All of the material below is to be restated word for word, apart from the pictures.

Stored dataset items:
_____
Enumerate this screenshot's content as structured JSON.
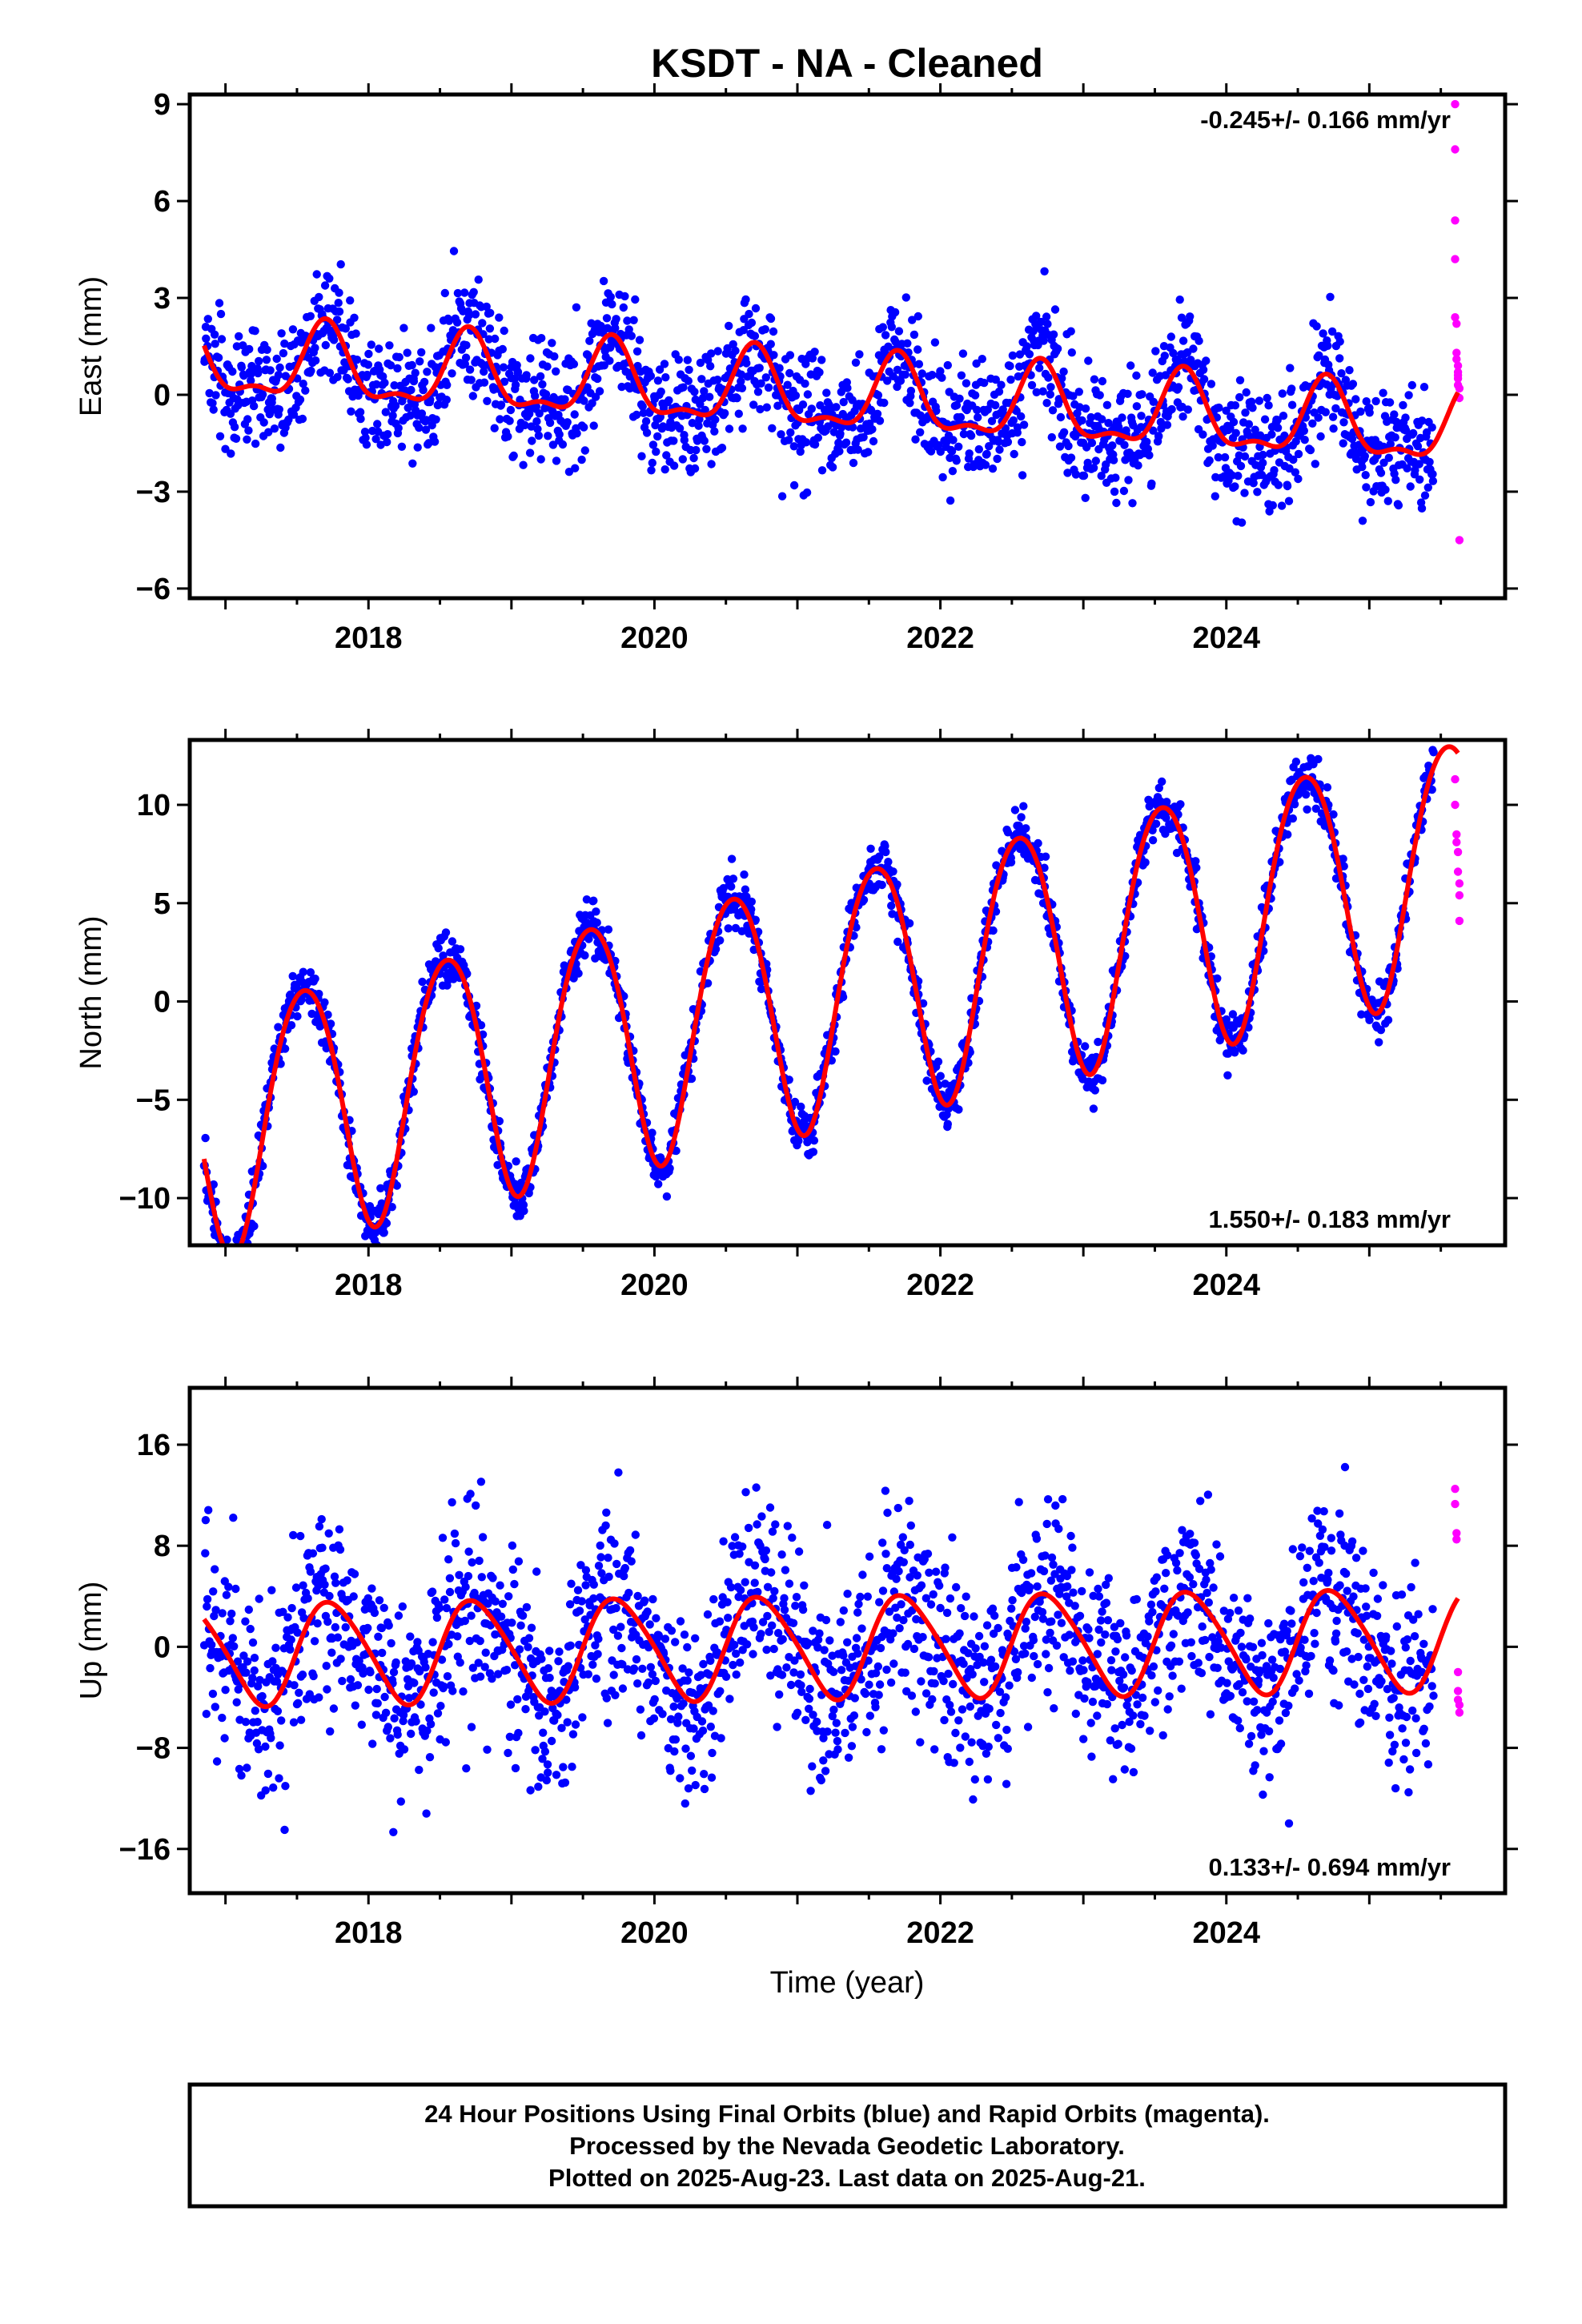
{
  "title": "KSDT  - NA - Cleaned",
  "x_axis_label": "Time (year)",
  "footer_lines": [
    "24 Hour Positions Using Final Orbits (blue) and Rapid Orbits (magenta).",
    "Processed by the Nevada Geodetic Laboratory.",
    "Plotted on 2025-Aug-23. Last data on 2025-Aug-21."
  ],
  "colors": {
    "final_orbits": "#0000ff",
    "rapid_orbits": "#ff00ff",
    "model_fit": "#ff0000",
    "frame": "#000000"
  },
  "chart_data": [
    {
      "type": "scatter",
      "id": "east",
      "ylabel": "East (mm)",
      "xlim": [
        2016.75,
        2025.95
      ],
      "ylim": [
        -6.3,
        9.3
      ],
      "x_ticks": [
        2018,
        2020,
        2022,
        2024
      ],
      "y_ticks": [
        -6,
        -3,
        0,
        3,
        6,
        9
      ],
      "y_tick_labels": [
        "−6",
        "−3",
        "0",
        "3",
        "6",
        "9"
      ],
      "rate_text": "-0.245+/- 0.166 mm/yr",
      "rate_position": "top-right",
      "model": {
        "rate": -0.245,
        "offset": 0.0,
        "annual_amp": 1.1,
        "annual_peak": 0.7,
        "semiannual_amp": 0.45,
        "semiannual_peak": 0.2
      },
      "series": [
        {
          "name": "Final Orbits (blue)",
          "x_range": [
            2016.85,
            2025.45
          ],
          "scatter_sd": 1.1
        },
        {
          "name": "Rapid Orbits (magenta)",
          "x": [
            2025.6,
            2025.6,
            2025.6,
            2025.6,
            2025.6,
            2025.61,
            2025.61,
            2025.61,
            2025.62,
            2025.62,
            2025.62,
            2025.62,
            2025.62,
            2025.63,
            2025.63,
            2025.63
          ],
          "y": [
            9.0,
            7.6,
            5.4,
            4.2,
            2.4,
            2.2,
            1.3,
            1.1,
            0.9,
            0.7,
            0.6,
            0.5,
            0.3,
            0.2,
            -0.1,
            -4.5
          ]
        }
      ]
    },
    {
      "type": "scatter",
      "id": "north",
      "ylabel": "North (mm)",
      "xlim": [
        2016.75,
        2025.95
      ],
      "ylim": [
        -12.4,
        13.3
      ],
      "x_ticks": [
        2018,
        2020,
        2022,
        2024
      ],
      "y_ticks": [
        -10,
        -5,
        0,
        5,
        10
      ],
      "y_tick_labels": [
        "−10",
        "−5",
        "0",
        "5",
        "10"
      ],
      "rate_text": "1.550+/- 0.183 mm/yr",
      "rate_position": "bottom-right",
      "model": {
        "rate": 1.55,
        "offset": 0.0,
        "annual_amp": 6.4,
        "annual_peak": 0.55,
        "semiannual_amp": 0.5,
        "semiannual_peak": 0.3
      },
      "series": [
        {
          "name": "Final Orbits (blue)",
          "x_range": [
            2016.85,
            2025.45
          ],
          "scatter_sd": 0.8
        },
        {
          "name": "Rapid Orbits (magenta)",
          "x": [
            2025.6,
            2025.6,
            2025.61,
            2025.61,
            2025.62,
            2025.62,
            2025.63,
            2025.63,
            2025.63
          ],
          "y": [
            11.3,
            10.0,
            8.5,
            8.1,
            7.6,
            6.6,
            6.0,
            5.4,
            4.1
          ]
        }
      ]
    },
    {
      "type": "scatter",
      "id": "up",
      "ylabel": "Up (mm)",
      "xlim": [
        2016.75,
        2025.95
      ],
      "ylim": [
        -19.5,
        20.5
      ],
      "x_ticks": [
        2018,
        2020,
        2022,
        2024
      ],
      "y_ticks": [
        -16,
        -8,
        0,
        8,
        16
      ],
      "y_tick_labels": [
        "−16",
        "−8",
        "0",
        "8",
        "16"
      ],
      "rate_text": "0.133+/- 0.694 mm/yr",
      "rate_position": "bottom-right",
      "model": {
        "rate": 0.133,
        "offset": 0.0,
        "annual_amp": 4.0,
        "annual_peak": 0.75,
        "semiannual_amp": 0.5,
        "semiannual_peak": 0.1
      },
      "series": [
        {
          "name": "Final Orbits (blue)",
          "x_range": [
            2016.85,
            2025.45
          ],
          "scatter_sd": 4.5
        },
        {
          "name": "Rapid Orbits (magenta)",
          "x": [
            2025.6,
            2025.6,
            2025.61,
            2025.61,
            2025.62,
            2025.62,
            2025.62,
            2025.63,
            2025.63
          ],
          "y": [
            12.5,
            11.3,
            9.0,
            8.5,
            -2.0,
            -3.5,
            -4.2,
            -4.6,
            -5.2
          ]
        }
      ]
    }
  ]
}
_____
WRITTEN SOLUTION:
Enumerate this screenshot's content as structured JSON.
{
  "title": "KSDT  - NA - Cleaned",
  "x_axis_label": "Time (year)",
  "footer_lines": [
    "24 Hour Positions Using Final Orbits (blue) and Rapid Orbits (magenta).",
    "Processed by the Nevada Geodetic Laboratory.",
    "Plotted on 2025-Aug-23. Last data on 2025-Aug-21."
  ],
  "colors": {
    "final_orbits": "#0000ff",
    "rapid_orbits": "#ff00ff",
    "model_fit": "#ff0000",
    "frame": "#000000"
  },
  "chart_data": [
    {
      "type": "scatter",
      "id": "east",
      "ylabel": "East (mm)",
      "xlim": [
        2016.75,
        2025.95
      ],
      "ylim": [
        -6.3,
        9.3
      ],
      "x_ticks": [
        2018,
        2020,
        2022,
        2024
      ],
      "y_ticks": [
        -6,
        -3,
        0,
        3,
        6,
        9
      ],
      "y_tick_labels": [
        "−6",
        "−3",
        "0",
        "3",
        "6",
        "9"
      ],
      "rate_text": "-0.245+/- 0.166 mm/yr",
      "rate_position": "top-right",
      "model": {
        "rate": -0.245,
        "offset": 0.0,
        "annual_amp": 1.1,
        "annual_peak": 0.7,
        "semiannual_amp": 0.45,
        "semiannual_peak": 0.2
      },
      "series": [
        {
          "name": "Final Orbits (blue)",
          "x_range": [
            2016.85,
            2025.45
          ],
          "scatter_sd": 1.1
        },
        {
          "name": "Rapid Orbits (magenta)",
          "x": [
            2025.6,
            2025.6,
            2025.6,
            2025.6,
            2025.6,
            2025.61,
            2025.61,
            2025.61,
            2025.62,
            2025.62,
            2025.62,
            2025.62,
            2025.62,
            2025.63,
            2025.63,
            2025.63
          ],
          "y": [
            9.0,
            7.6,
            5.4,
            4.2,
            2.4,
            2.2,
            1.3,
            1.1,
            0.9,
            0.7,
            0.6,
            0.5,
            0.3,
            0.2,
            -0.1,
            -4.5
          ]
        }
      ]
    },
    {
      "type": "scatter",
      "id": "north",
      "ylabel": "North (mm)",
      "xlim": [
        2016.75,
        2025.95
      ],
      "ylim": [
        -12.4,
        13.3
      ],
      "x_ticks": [
        2018,
        2020,
        2022,
        2024
      ],
      "y_ticks": [
        -10,
        -5,
        0,
        5,
        10
      ],
      "y_tick_labels": [
        "−10",
        "−5",
        "0",
        "5",
        "10"
      ],
      "rate_text": "1.550+/- 0.183 mm/yr",
      "rate_position": "bottom-right",
      "model": {
        "rate": 1.55,
        "offset": 0.0,
        "annual_amp": 6.4,
        "annual_peak": 0.55,
        "semiannual_amp": 0.5,
        "semiannual_peak": 0.3
      },
      "series": [
        {
          "name": "Final Orbits (blue)",
          "x_range": [
            2016.85,
            2025.45
          ],
          "scatter_sd": 0.8
        },
        {
          "name": "Rapid Orbits (magenta)",
          "x": [
            2025.6,
            2025.6,
            2025.61,
            2025.61,
            2025.62,
            2025.62,
            2025.63,
            2025.63,
            2025.63
          ],
          "y": [
            11.3,
            10.0,
            8.5,
            8.1,
            7.6,
            6.6,
            6.0,
            5.4,
            4.1
          ]
        }
      ]
    },
    {
      "type": "scatter",
      "id": "up",
      "ylabel": "Up (mm)",
      "xlim": [
        2016.75,
        2025.95
      ],
      "ylim": [
        -19.5,
        20.5
      ],
      "x_ticks": [
        2018,
        2020,
        2022,
        2024
      ],
      "y_ticks": [
        -16,
        -8,
        0,
        8,
        16
      ],
      "y_tick_labels": [
        "−16",
        "−8",
        "0",
        "8",
        "16"
      ],
      "rate_text": "0.133+/- 0.694 mm/yr",
      "rate_position": "bottom-right",
      "model": {
        "rate": 0.133,
        "offset": 0.0,
        "annual_amp": 4.0,
        "annual_peak": 0.75,
        "semiannual_amp": 0.5,
        "semiannual_peak": 0.1
      },
      "series": [
        {
          "name": "Final Orbits (blue)",
          "x_range": [
            2016.85,
            2025.45
          ],
          "scatter_sd": 4.5
        },
        {
          "name": "Rapid Orbits (magenta)",
          "x": [
            2025.6,
            2025.6,
            2025.61,
            2025.61,
            2025.62,
            2025.62,
            2025.62,
            2025.63,
            2025.63
          ],
          "y": [
            12.5,
            11.3,
            9.0,
            8.5,
            -2.0,
            -3.5,
            -4.2,
            -4.6,
            -5.2
          ]
        }
      ]
    }
  ]
}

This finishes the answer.